→ **RECORDS SUPPLIED**:
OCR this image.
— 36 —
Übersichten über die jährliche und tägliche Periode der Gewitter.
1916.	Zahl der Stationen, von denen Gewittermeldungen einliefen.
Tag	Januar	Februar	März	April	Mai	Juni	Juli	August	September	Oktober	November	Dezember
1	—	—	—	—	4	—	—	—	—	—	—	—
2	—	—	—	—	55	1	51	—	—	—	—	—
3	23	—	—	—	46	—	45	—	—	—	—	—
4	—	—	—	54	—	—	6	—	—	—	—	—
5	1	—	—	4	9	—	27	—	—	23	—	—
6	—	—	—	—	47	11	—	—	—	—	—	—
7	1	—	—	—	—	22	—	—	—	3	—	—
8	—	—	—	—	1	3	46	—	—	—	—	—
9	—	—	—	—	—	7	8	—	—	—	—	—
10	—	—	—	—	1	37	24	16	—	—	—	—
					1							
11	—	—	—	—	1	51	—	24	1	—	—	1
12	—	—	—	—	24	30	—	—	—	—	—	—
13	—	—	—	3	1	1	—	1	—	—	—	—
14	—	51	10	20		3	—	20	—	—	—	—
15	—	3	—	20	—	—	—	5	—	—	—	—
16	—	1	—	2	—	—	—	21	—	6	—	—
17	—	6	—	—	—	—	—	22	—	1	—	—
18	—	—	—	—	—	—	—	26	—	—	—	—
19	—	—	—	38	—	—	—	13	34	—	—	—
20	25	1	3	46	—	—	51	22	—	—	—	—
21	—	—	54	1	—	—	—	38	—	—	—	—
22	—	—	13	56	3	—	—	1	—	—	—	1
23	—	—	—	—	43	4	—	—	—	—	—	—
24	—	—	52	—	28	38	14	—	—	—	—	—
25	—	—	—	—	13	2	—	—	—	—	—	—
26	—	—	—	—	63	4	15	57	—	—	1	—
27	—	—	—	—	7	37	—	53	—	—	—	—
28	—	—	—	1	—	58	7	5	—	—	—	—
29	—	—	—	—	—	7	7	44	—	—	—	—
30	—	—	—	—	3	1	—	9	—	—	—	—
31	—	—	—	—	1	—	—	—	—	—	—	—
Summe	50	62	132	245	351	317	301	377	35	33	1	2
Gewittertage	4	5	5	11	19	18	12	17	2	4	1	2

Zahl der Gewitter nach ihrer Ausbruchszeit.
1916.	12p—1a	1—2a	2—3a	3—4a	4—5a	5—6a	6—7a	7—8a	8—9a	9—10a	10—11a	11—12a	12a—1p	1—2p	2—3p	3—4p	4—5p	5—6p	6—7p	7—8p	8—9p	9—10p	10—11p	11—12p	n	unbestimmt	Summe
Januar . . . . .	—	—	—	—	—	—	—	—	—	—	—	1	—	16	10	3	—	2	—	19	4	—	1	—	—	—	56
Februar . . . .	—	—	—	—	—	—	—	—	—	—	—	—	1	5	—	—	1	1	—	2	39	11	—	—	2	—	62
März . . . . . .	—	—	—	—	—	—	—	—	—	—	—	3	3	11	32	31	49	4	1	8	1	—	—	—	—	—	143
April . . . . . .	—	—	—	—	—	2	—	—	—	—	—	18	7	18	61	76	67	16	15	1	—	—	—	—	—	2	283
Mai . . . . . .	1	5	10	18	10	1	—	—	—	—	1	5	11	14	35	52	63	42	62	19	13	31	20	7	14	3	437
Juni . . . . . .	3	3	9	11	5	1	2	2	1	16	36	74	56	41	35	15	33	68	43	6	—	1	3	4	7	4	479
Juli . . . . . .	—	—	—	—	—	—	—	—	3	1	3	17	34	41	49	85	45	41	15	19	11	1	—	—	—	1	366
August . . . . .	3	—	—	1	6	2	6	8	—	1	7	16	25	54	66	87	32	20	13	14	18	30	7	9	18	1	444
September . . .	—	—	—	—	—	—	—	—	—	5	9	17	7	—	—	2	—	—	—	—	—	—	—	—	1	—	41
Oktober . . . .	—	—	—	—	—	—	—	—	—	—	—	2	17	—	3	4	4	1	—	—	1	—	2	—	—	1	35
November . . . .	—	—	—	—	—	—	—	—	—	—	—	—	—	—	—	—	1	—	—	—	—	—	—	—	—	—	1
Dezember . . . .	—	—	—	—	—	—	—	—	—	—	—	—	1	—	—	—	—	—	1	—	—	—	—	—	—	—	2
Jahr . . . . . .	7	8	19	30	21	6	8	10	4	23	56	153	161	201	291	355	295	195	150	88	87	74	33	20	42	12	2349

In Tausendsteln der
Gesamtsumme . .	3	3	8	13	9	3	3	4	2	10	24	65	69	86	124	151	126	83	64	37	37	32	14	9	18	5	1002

→ **WHAT YOU SHOULD DO**: Copy out each record from above, exactly.

→ **WRITTEN RESPONSE**:
OCR this image.
— 36 —
Übersichten über die jährliche und tägliche Periode der Gewitter.
1916.	Zahl der Stationen, von denen Gewittermeldungen einliefen.
Tag	Januar	Februar	März	April	Mai	Juni	Juli	August	September	Oktober	November	Dezember
1	—	—	—	—	4	—	—	—	—	—	—	—
2	—	—	—	—	55	1	51	—	—	—	—	—
3	23	—	—	—	46	—	45	—	—	—	—	—
4	—	—	—	54	—	—	6	—	—	—	—	—
5	1	—	—	4	9	—	27	—	—	23	—	—
6	—	—	—	—	47	11	—	—	—	—	—	—
7	1	—	—	—	—	22	—	—	—	3	—	—
8	—	—	—	—	1	3	46	—	—	—	—	—
9	—	—	—	—	—	7	8	—	—	—	—	—
10	—	—	—	—	1	37	24	16	—	—	—	—
					1							
11	—	—	—	—	1	51	—	24	1	—	—	1
12	—	—	—	—	24	30	—	—	—	—	—	—
13	—	—	—	3	1	1	—	1	—	—	—	—
14	—	51	10	20		3	—	20	—	—	—	—
15	—	3	—	20	—	—	—	5	—	—	—	—
16	—	1	—	2	—	—	—	21	—	6	—	—
17	—	6	—	—	—	—	—	22	—	1	—	—
18	—	—	—	—	—	—	—	26	—	—	—	—
19	—	—	—	38	—	—	—	13	34	—	—	—
20	25	1	3	46	—	—	51	22	—	—	—	—
21	—	—	54	1	—	—	—	38	—	—	—	—
22	—	—	13	56	3	—	—	1	—	—	—	1
23	—	—	—	—	43	4	—	—	—	—	—	—
24	—	—	52	—	28	38	14	—	—	—	—	—
25	—	—	—	—	13	2	—	—	—	—	—	—
26	—	—	—	—	63	4	15	57	—	—	1	—
27	—	—	—	—	7	37	—	53	—	—	—	—
28	—	—	—	1	—	58	7	5	—	—	—	—
29	—	—	—	—	—	7	7	44	—	—	—	—
30	—	—	—	—	3	1	—	9	—	—	—	—
31	—	—	—	—	1	—	—	—	—	—	—	—
Summe	50	62	132	245	351	317	301	377	35	33	1	2
Gewittertage	4	5	5	11	19	18	12	17	2	4	1	2

Zahl der Gewitter nach ihrer Ausbruchszeit.
1916.	12p—1a	1—2a	2—3a	3—4a	4—5a	5—6a	6—7a	7—8a	8—9a	9—10a	10—11a	11—12a	12a—1p	1—2p	2—3p	3—4p	4—5p	5—6p	6—7p	7—8p	8—9p	9—10p	10—11p	11—12p	n	unbestimmt	Summe
Januar . . . . .	—	—	—	—	—	—	—	—	—	—	—	1	—	16	10	3	—	2	—	19	4	—	1	—	—	—	56
Februar . . . .	—	—	—	—	—	—	—	—	—	—	—	—	1	5	—	—	1	1	—	2	39	11	—	—	2	—	62
März . . . . . .	—	—	—	—	—	—	—	—	—	—	—	3	3	11	32	31	49	4	1	8	1	—	—	—	—	—	143
April . . . . . .	—	—	—	—	—	2	—	—	—	—	—	18	7	18	61	76	67	16	15	1	—	—	—	—	—	2	283
Mai . . . . . .	1	5	10	18	10	1	—	—	—	—	1	5	11	14	35	52	63	42	62	19	13	31	20	7	14	3	437
Juni . . . . . .	3	3	9	11	5	1	2	2	1	16	36	74	56	41	35	15	33	68	43	6	—	1	3	4	7	4	479
Juli . . . . . .	—	—	—	—	—	—	—	—	3	1	3	17	34	41	49	85	45	41	15	19	11	1	—	—	—	1	366
August . . . . .	3	—	—	1	6	2	6	8	—	1	7	16	25	54	66	87	32	20	13	14	18	30	7	9	18	1	444
September . . .	—	—	—	—	—	—	—	—	—	5	9	17	7	—	—	2	—	—	—	—	—	—	—	—	1	—	41
Oktober . . . .	—	—	—	—	—	—	—	—	—	—	—	2	17	—	3	4	4	1	—	—	1	—	2	—	—	1	35
November . . . .	—	—	—	—	—	—	—	—	—	—	—	—	—	—	—	—	1	—	—	—	—	—	—	—	—	—	1
Dezember . . . .	—	—	—	—	—	—	—	—	—	—	—	—	1	—	—	—	—	—	1	—	—	—	—	—	—	—	2
Jahr . . . . . .	7	8	19	30	21	6	8	10	4	23	56	153	161	201	291	355	295	195	150	88	87	74	33	20	42	12	2349

In Tausendsteln der
Gesamtsumme . .	3	3	8	13	9	3	3	4	2	10	24	65	69	86	124	151	126	83	64	37	37	32	14	9	18	5	1002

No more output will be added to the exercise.